TASK DESCRIPTION
Each line should be copied exactly.

[start of SOURCE DATA]

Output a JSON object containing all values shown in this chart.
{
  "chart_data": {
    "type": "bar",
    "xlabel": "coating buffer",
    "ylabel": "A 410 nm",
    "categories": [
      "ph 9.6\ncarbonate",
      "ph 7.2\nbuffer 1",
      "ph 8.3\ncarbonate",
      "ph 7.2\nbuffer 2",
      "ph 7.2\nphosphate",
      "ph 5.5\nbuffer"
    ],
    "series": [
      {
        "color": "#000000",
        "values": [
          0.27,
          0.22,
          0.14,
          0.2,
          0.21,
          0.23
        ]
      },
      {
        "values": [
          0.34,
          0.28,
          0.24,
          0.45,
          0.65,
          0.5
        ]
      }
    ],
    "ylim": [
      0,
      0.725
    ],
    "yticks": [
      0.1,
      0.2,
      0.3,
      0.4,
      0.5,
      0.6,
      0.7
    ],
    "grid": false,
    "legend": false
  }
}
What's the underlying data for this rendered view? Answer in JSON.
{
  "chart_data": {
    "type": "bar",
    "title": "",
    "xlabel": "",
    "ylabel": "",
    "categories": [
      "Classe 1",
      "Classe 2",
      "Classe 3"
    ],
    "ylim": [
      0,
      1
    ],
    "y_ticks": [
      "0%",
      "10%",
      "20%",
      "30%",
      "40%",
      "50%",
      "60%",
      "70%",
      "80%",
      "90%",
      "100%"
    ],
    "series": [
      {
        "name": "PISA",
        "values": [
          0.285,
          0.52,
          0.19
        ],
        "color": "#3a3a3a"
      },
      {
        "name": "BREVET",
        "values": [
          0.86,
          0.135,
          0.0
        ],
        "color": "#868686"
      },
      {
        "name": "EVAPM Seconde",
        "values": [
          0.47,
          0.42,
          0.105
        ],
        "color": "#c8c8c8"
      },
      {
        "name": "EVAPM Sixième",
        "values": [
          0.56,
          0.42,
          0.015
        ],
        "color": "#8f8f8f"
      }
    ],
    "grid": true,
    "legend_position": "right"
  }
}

[end of SOURCE DATA]

CORRECT OUTPUT
Output a JSON object containing all values shown in this chart.
{
  "chart_data": {
    "type": "bar",
    "xlabel": "coating buffer",
    "ylabel": "A 410 nm",
    "categories": [
      "ph 9.6\ncarbonate",
      "ph 7.2\nbuffer 1",
      "ph 8.3\ncarbonate",
      "ph 7.2\nbuffer 2",
      "ph 7.2\nphosphate",
      "ph 5.5\nbuffer"
    ],
    "series": [
      {
        "color": "#000000",
        "values": [
          0.27,
          0.22,
          0.14,
          0.2,
          0.21,
          0.23
        ]
      },
      {
        "values": [
          0.34,
          0.28,
          0.24,
          0.45,
          0.65,
          0.5
        ]
      }
    ],
    "ylim": [
      0,
      0.725
    ],
    "yticks": [
      0.1,
      0.2,
      0.3,
      0.4,
      0.5,
      0.6,
      0.7
    ],
    "grid": false,
    "legend": false
  }
}
What's the underlying data for this rendered view? Answer in JSON.
{
  "chart_data": {
    "type": "bar",
    "title": "",
    "xlabel": "",
    "ylabel": "",
    "categories": [
      "Classe 1",
      "Classe 2",
      "Classe 3"
    ],
    "ylim": [
      0,
      1
    ],
    "y_ticks": [
      "0%",
      "10%",
      "20%",
      "30%",
      "40%",
      "50%",
      "60%",
      "70%",
      "80%",
      "90%",
      "100%"
    ],
    "series": [
      {
        "name": "PISA",
        "values": [
          0.285,
          0.52,
          0.19
        ],
        "color": "#3a3a3a"
      },
      {
        "name": "BREVET",
        "values": [
          0.86,
          0.135,
          0.0
        ],
        "color": "#868686"
      },
      {
        "name": "EVAPM Seconde",
        "values": [
          0.47,
          0.42,
          0.105
        ],
        "color": "#c8c8c8"
      },
      {
        "name": "EVAPM Sixième",
        "values": [
          0.56,
          0.42,
          0.015
        ],
        "color": "#8f8f8f"
      }
    ],
    "grid": true,
    "legend_position": "right"
  }
}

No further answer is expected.